◆ SET EXERCISE
In your copy, reproduce the entries exactly as they are, minus the images.

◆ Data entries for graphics
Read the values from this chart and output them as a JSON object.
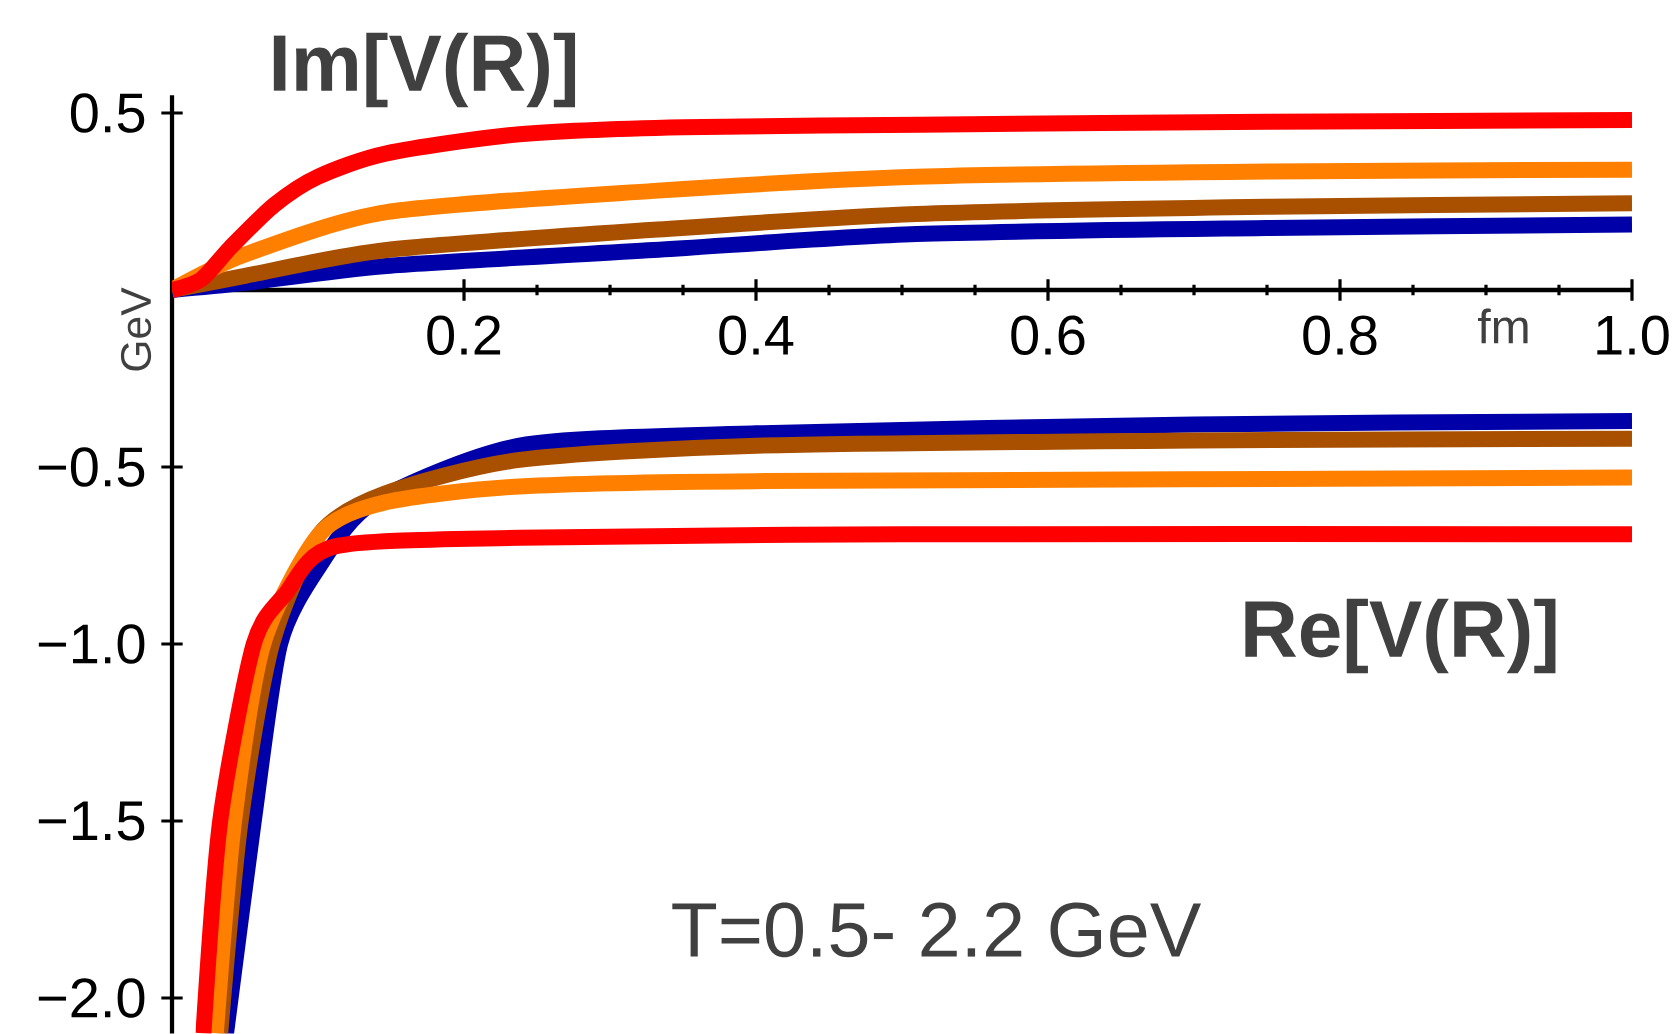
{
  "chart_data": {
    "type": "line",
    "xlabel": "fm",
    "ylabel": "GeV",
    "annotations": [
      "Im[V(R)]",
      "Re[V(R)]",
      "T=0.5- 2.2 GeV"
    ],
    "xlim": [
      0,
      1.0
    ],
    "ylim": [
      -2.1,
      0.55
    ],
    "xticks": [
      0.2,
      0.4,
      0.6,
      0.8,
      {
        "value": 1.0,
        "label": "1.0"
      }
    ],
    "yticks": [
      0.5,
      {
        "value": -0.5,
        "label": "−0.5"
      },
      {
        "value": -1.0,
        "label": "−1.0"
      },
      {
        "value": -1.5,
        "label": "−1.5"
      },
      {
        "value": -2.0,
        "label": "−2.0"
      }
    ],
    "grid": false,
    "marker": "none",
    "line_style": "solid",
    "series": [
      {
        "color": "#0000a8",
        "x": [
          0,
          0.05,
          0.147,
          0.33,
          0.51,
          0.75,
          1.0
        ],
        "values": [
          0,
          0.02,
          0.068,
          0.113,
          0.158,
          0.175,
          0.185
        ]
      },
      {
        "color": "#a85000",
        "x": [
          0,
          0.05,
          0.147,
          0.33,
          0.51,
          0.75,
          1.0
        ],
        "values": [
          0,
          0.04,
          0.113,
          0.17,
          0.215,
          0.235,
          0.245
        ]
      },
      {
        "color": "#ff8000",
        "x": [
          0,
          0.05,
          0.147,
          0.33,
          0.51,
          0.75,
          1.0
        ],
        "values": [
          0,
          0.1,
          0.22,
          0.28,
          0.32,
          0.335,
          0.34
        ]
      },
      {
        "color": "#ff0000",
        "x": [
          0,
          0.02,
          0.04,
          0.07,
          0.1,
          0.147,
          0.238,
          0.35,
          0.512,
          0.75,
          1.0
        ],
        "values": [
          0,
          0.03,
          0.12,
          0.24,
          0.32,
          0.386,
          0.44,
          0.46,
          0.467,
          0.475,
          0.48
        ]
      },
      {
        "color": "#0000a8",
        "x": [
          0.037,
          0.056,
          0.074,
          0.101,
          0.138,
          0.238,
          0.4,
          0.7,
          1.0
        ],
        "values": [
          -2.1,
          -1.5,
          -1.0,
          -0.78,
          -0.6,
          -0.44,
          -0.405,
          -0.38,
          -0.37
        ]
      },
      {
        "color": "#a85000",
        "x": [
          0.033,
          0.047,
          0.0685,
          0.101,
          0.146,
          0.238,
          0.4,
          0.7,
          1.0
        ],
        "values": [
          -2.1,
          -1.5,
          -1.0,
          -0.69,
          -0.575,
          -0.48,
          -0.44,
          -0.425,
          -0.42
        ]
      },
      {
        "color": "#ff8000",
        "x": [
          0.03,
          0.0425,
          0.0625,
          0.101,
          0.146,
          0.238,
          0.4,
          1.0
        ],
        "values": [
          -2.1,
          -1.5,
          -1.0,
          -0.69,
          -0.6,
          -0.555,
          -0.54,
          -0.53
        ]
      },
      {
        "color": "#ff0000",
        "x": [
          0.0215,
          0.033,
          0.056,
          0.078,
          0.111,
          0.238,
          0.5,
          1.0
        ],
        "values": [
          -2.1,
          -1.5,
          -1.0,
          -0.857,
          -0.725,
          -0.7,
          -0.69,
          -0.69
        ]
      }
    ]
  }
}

◆ TASK OUTPUT
Read the values from this chart and output them as a JSON object.
{
  "chart_data": {
    "type": "line",
    "xlabel": "fm",
    "ylabel": "GeV",
    "annotations": [
      "Im[V(R)]",
      "Re[V(R)]",
      "T=0.5- 2.2 GeV"
    ],
    "xlim": [
      0,
      1.0
    ],
    "ylim": [
      -2.1,
      0.55
    ],
    "xticks": [
      0.2,
      0.4,
      0.6,
      0.8,
      {
        "value": 1.0,
        "label": "1.0"
      }
    ],
    "yticks": [
      0.5,
      {
        "value": -0.5,
        "label": "−0.5"
      },
      {
        "value": -1.0,
        "label": "−1.0"
      },
      {
        "value": -1.5,
        "label": "−1.5"
      },
      {
        "value": -2.0,
        "label": "−2.0"
      }
    ],
    "grid": false,
    "marker": "none",
    "line_style": "solid",
    "series": [
      {
        "color": "#0000a8",
        "x": [
          0,
          0.05,
          0.147,
          0.33,
          0.51,
          0.75,
          1.0
        ],
        "values": [
          0,
          0.02,
          0.068,
          0.113,
          0.158,
          0.175,
          0.185
        ]
      },
      {
        "color": "#a85000",
        "x": [
          0,
          0.05,
          0.147,
          0.33,
          0.51,
          0.75,
          1.0
        ],
        "values": [
          0,
          0.04,
          0.113,
          0.17,
          0.215,
          0.235,
          0.245
        ]
      },
      {
        "color": "#ff8000",
        "x": [
          0,
          0.05,
          0.147,
          0.33,
          0.51,
          0.75,
          1.0
        ],
        "values": [
          0,
          0.1,
          0.22,
          0.28,
          0.32,
          0.335,
          0.34
        ]
      },
      {
        "color": "#ff0000",
        "x": [
          0,
          0.02,
          0.04,
          0.07,
          0.1,
          0.147,
          0.238,
          0.35,
          0.512,
          0.75,
          1.0
        ],
        "values": [
          0,
          0.03,
          0.12,
          0.24,
          0.32,
          0.386,
          0.44,
          0.46,
          0.467,
          0.475,
          0.48
        ]
      },
      {
        "color": "#0000a8",
        "x": [
          0.037,
          0.056,
          0.074,
          0.101,
          0.138,
          0.238,
          0.4,
          0.7,
          1.0
        ],
        "values": [
          -2.1,
          -1.5,
          -1.0,
          -0.78,
          -0.6,
          -0.44,
          -0.405,
          -0.38,
          -0.37
        ]
      },
      {
        "color": "#a85000",
        "x": [
          0.033,
          0.047,
          0.0685,
          0.101,
          0.146,
          0.238,
          0.4,
          0.7,
          1.0
        ],
        "values": [
          -2.1,
          -1.5,
          -1.0,
          -0.69,
          -0.575,
          -0.48,
          -0.44,
          -0.425,
          -0.42
        ]
      },
      {
        "color": "#ff8000",
        "x": [
          0.03,
          0.0425,
          0.0625,
          0.101,
          0.146,
          0.238,
          0.4,
          1.0
        ],
        "values": [
          -2.1,
          -1.5,
          -1.0,
          -0.69,
          -0.6,
          -0.555,
          -0.54,
          -0.53
        ]
      },
      {
        "color": "#ff0000",
        "x": [
          0.0215,
          0.033,
          0.056,
          0.078,
          0.111,
          0.238,
          0.5,
          1.0
        ],
        "values": [
          -2.1,
          -1.5,
          -1.0,
          -0.857,
          -0.725,
          -0.7,
          -0.69,
          -0.69
        ]
      }
    ]
  }
}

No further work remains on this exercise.